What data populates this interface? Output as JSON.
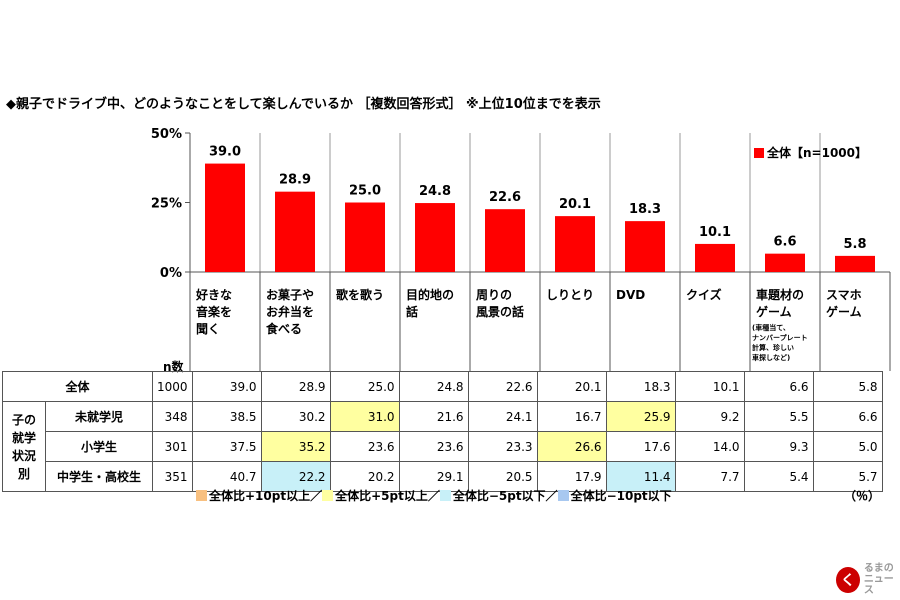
{
  "chart_data": {
    "type": "bar",
    "title": "◆親子でドライブ中、どのようなことをして楽しんでいるか ［複数回答形式］ ※上位10位までを表示",
    "categories": [
      "好きな\n音楽を\n聞く",
      "お菓子や\nお弁当を\n食べる",
      "歌を歌う",
      "目的地の\n話",
      "周りの\n風景の話",
      "しりとり",
      "DVD",
      "クイズ",
      "車題材の\nゲーム",
      "スマホ\nゲーム"
    ],
    "category_note": "(車種当て、\nナンバープレート\n計算、珍しい\n車探しなど)",
    "series": [
      {
        "name": "全体【n=1000】",
        "values": [
          39.0,
          28.9,
          25.0,
          24.8,
          22.6,
          20.1,
          18.3,
          10.1,
          6.6,
          5.8
        ]
      }
    ],
    "value_labels": [
      "39.0",
      "28.9",
      "25.0",
      "24.8",
      "22.6",
      "20.1",
      "18.3",
      "10.1",
      "6.6",
      "5.8"
    ],
    "ylim": [
      0,
      50
    ],
    "ytick_labels": [
      "0%",
      "25%",
      "50%"
    ],
    "ytick_values": [
      0,
      25,
      50
    ],
    "bar_color": "#ff0000",
    "legend": "全体【n=1000】",
    "legend_position": "top-right"
  },
  "table": {
    "n_header": "n数",
    "side_label": "子の\n就学\n状況\n別",
    "rows": [
      {
        "label": "全体",
        "n": "1000",
        "values": [
          "39.0",
          "28.9",
          "25.0",
          "24.8",
          "22.6",
          "20.1",
          "18.3",
          "10.1",
          "6.6",
          "5.8"
        ],
        "hl": [
          "",
          "",
          "",
          "",
          "",
          "",
          "",
          "",
          "",
          ""
        ]
      },
      {
        "label": "未就学児",
        "n": "348",
        "values": [
          "38.5",
          "30.2",
          "31.0",
          "21.6",
          "24.1",
          "16.7",
          "25.9",
          "9.2",
          "5.5",
          "6.6"
        ],
        "hl": [
          "",
          "",
          "y",
          "",
          "",
          "",
          "y",
          "",
          "",
          ""
        ]
      },
      {
        "label": "小学生",
        "n": "301",
        "values": [
          "37.5",
          "35.2",
          "23.6",
          "23.6",
          "23.3",
          "26.6",
          "17.6",
          "14.0",
          "9.3",
          "5.0"
        ],
        "hl": [
          "",
          "y",
          "",
          "",
          "",
          "y",
          "",
          "",
          "",
          ""
        ]
      },
      {
        "label": "中学生・高校生",
        "n": "351",
        "values": [
          "40.7",
          "22.2",
          "20.2",
          "29.1",
          "20.5",
          "17.9",
          "11.4",
          "7.7",
          "5.4",
          "5.7"
        ],
        "hl": [
          "",
          "c",
          "",
          "",
          "",
          "",
          "c",
          "",
          "",
          ""
        ]
      }
    ]
  },
  "footnote": [
    {
      "text": "全体比+10pt以上／",
      "color": "#f8c080"
    },
    {
      "text": "全体比+5pt以上／",
      "color": "#ffffa0"
    },
    {
      "text": "全体比−5pt以下／",
      "color": "#c8f0f8"
    },
    {
      "text": "全体比−10pt以下",
      "color": "#a8c8f0"
    }
  ],
  "unit": "（％）",
  "logo": {
    "mark": "く",
    "text": "るまの\nニュース"
  }
}
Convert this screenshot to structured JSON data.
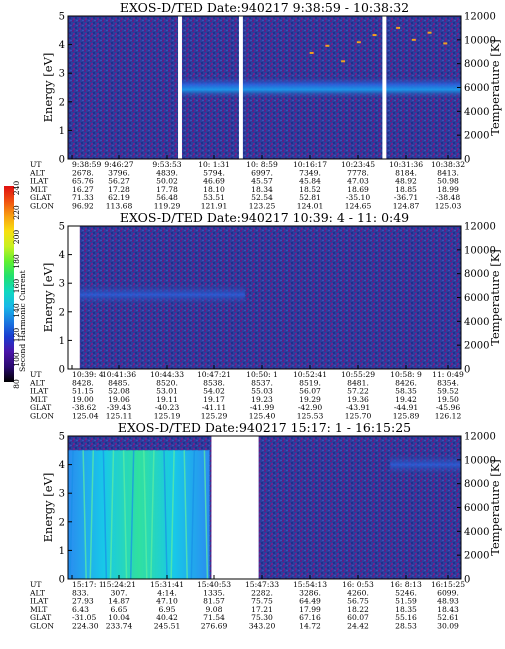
{
  "chart_data": [
    {
      "type": "heatmap",
      "title": "EXOS-D/TED   Date:940217  9:38:59 - 10:38:32",
      "ylabel": "Energy [eV]",
      "ylabel_right": "Temperature [K]",
      "ylim": [
        0,
        5
      ],
      "ylim_right": [
        0,
        12000
      ],
      "yticks": [
        "0",
        "1",
        "2",
        "3",
        "4",
        "5"
      ],
      "yticks_right": [
        "0",
        "2000",
        "4000",
        "6000",
        "8000",
        "10000",
        "12000"
      ],
      "gaps": [
        [
          0.28,
          0.29
        ],
        [
          0.435,
          0.445
        ],
        [
          0.8,
          0.81
        ]
      ],
      "band": {
        "level": "mid",
        "center": 2.5,
        "from": 0.29,
        "to": 1.0
      },
      "temperature_trace": [
        [
          0.62,
          8900
        ],
        [
          0.66,
          9500
        ],
        [
          0.7,
          8200
        ],
        [
          0.74,
          9800
        ],
        [
          0.78,
          10400
        ],
        [
          0.84,
          11000
        ],
        [
          0.88,
          10000
        ],
        [
          0.92,
          10600
        ],
        [
          0.96,
          9700
        ]
      ],
      "info_table": {
        "labels": [
          "UT",
          "ALT",
          "ILAT",
          "MLT",
          "GLAT",
          "GLON"
        ],
        "columns": [
          [
            "9:38:59",
            "2678.",
            "65.76",
            "16.27",
            "71.33",
            "96.92"
          ],
          [
            "9:46:27",
            "3796.",
            "56.27",
            "17.28",
            "62.19",
            "113.68"
          ],
          [
            "9:53:53",
            "4839.",
            "50.02",
            "17.78",
            "56.48",
            "119.29"
          ],
          [
            "10: 1:31",
            "5794.",
            "46.69",
            "18.10",
            "53.51",
            "121.91"
          ],
          [
            "10: 8:59",
            "6997.",
            "45.57",
            "18.34",
            "52.54",
            "123.25"
          ],
          [
            "10:16:17",
            "7349.",
            "45.84",
            "18.52",
            "52.81",
            "124.01"
          ],
          [
            "10:23:45",
            "7778.",
            "47.03",
            "18.69",
            "-35.10",
            "124.65"
          ],
          [
            "10:31:36",
            "8184.",
            "48.92",
            "18.85",
            "-36.71",
            "124.87"
          ],
          [
            "10:38:32",
            "8413.",
            "50.98",
            "18.99",
            "-38.48",
            "125.03"
          ]
        ]
      }
    },
    {
      "type": "heatmap",
      "title": "EXOS-D/TED   Date:940217  10:39: 4 - 11: 0:49",
      "ylabel": "Energy [eV]",
      "ylabel_right": "Temperature [K]",
      "ylim": [
        0,
        5
      ],
      "ylim_right": [
        0,
        12000
      ],
      "yticks": [
        "0",
        "1",
        "2",
        "3",
        "4",
        "5"
      ],
      "yticks_right": [
        "0",
        "2000",
        "4000",
        "6000",
        "8000",
        "10000",
        "12000"
      ],
      "gaps": [
        [
          0.0,
          0.03
        ]
      ],
      "band": {
        "level": "low",
        "center": 2.6,
        "from": 0.03,
        "to": 0.45
      },
      "temperature_trace": [],
      "info_table": {
        "labels": [
          "UT",
          "ALT",
          "ILAT",
          "MLT",
          "GLAT",
          "GLON"
        ],
        "columns": [
          [
            "10:39: 4",
            "8428.",
            "51.15",
            "19.00",
            "-38.62",
            "125.04"
          ],
          [
            "10:41:36",
            "8485.",
            "52.08",
            "19.06",
            "-39.43",
            "125.11"
          ],
          [
            "10:44:33",
            "8520.",
            "53.01",
            "19.11",
            "-40.23",
            "125.19"
          ],
          [
            "10:47:21",
            "8538.",
            "54.02",
            "19.17",
            "-41.11",
            "125.29"
          ],
          [
            "10:50: 1",
            "8537.",
            "55.03",
            "19.23",
            "-41.99",
            "125.40"
          ],
          [
            "10:52:41",
            "8519.",
            "56.07",
            "19.29",
            "-42.90",
            "125.53"
          ],
          [
            "10:55:29",
            "8481.",
            "57.22",
            "19.36",
            "-43.91",
            "125.70"
          ],
          [
            "10:58: 9",
            "8426.",
            "58.35",
            "19.42",
            "-44.91",
            "125.89"
          ],
          [
            "11: 0:49",
            "8354.",
            "59.52",
            "19.50",
            "-45.96",
            "126.12"
          ]
        ]
      }
    },
    {
      "type": "heatmap",
      "title": "EXOS-D/TED   Date:940217  15:17: 1 - 16:15:25",
      "ylabel": "Energy [eV]",
      "ylabel_right": "Temperature [K]",
      "ylim": [
        0,
        5
      ],
      "ylim_right": [
        0,
        12000
      ],
      "yticks": [
        "0",
        "1",
        "2",
        "3",
        "4",
        "5"
      ],
      "yticks_right": [
        "0",
        "2000",
        "4000",
        "6000",
        "8000",
        "10000",
        "12000"
      ],
      "gaps": [
        [
          0.365,
          0.485
        ]
      ],
      "band": {
        "level": "low",
        "center": 4.0,
        "from": 0.82,
        "to": 1.0
      },
      "hot_region": {
        "from": 0.0,
        "to": 0.36,
        "top": 4.5
      },
      "temperature_trace": [],
      "info_table": {
        "labels": [
          "UT",
          "ALT",
          "ILAT",
          "MLT",
          "GLAT",
          "GLON"
        ],
        "columns": [
          [
            "15:17: 1",
            "833.",
            "27.93",
            "6.43",
            "-31.05",
            "224.30"
          ],
          [
            "15:24:21",
            "307.",
            "14.87",
            "6.65",
            "10.04",
            "233.74"
          ],
          [
            "15:31:41",
            "4:14.",
            "47.10",
            "6.95",
            "40.42",
            "245.51"
          ],
          [
            "15:40:53",
            "1335.",
            "81.57",
            "9.08",
            "71.54",
            "276.69"
          ],
          [
            "15:47:33",
            "2282.",
            "75.75",
            "17.21",
            "75.30",
            "343.20"
          ],
          [
            "15:54:13",
            "3286.",
            "64.49",
            "17.99",
            "67.16",
            "14.72"
          ],
          [
            "16: 0:53",
            "4260.",
            "56.75",
            "18.22",
            "60.07",
            "24.42"
          ],
          [
            "16: 8:13",
            "5246.",
            "51.59",
            "18.35",
            "55.16",
            "28.53"
          ],
          [
            "16:15:25",
            "6099.",
            "48.93",
            "18.43",
            "52.61",
            "30.09"
          ]
        ]
      }
    }
  ],
  "colorbar": {
    "label": "Second Harmonic Current",
    "ticks": [
      "80",
      "100",
      "120",
      "140",
      "160",
      "180",
      "200",
      "220",
      "240"
    ],
    "colors": [
      "#000000",
      "#2a0a70",
      "#4a14a8",
      "#1a3cd0",
      "#1a7ae0",
      "#18b8e8",
      "#10d8c0",
      "#20e070",
      "#60f030",
      "#c8f020",
      "#f8e010",
      "#f8a010",
      "#f05010",
      "#e01010"
    ]
  }
}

■ ■ ■ ■ ■ ■ ■

→ **Description of the task**: Isolate the lines that hold the word "this" and copy all of them.

→ **Output**:
What data populates this interface? Output as JSON.
Convert this screenshot to structured JSON data.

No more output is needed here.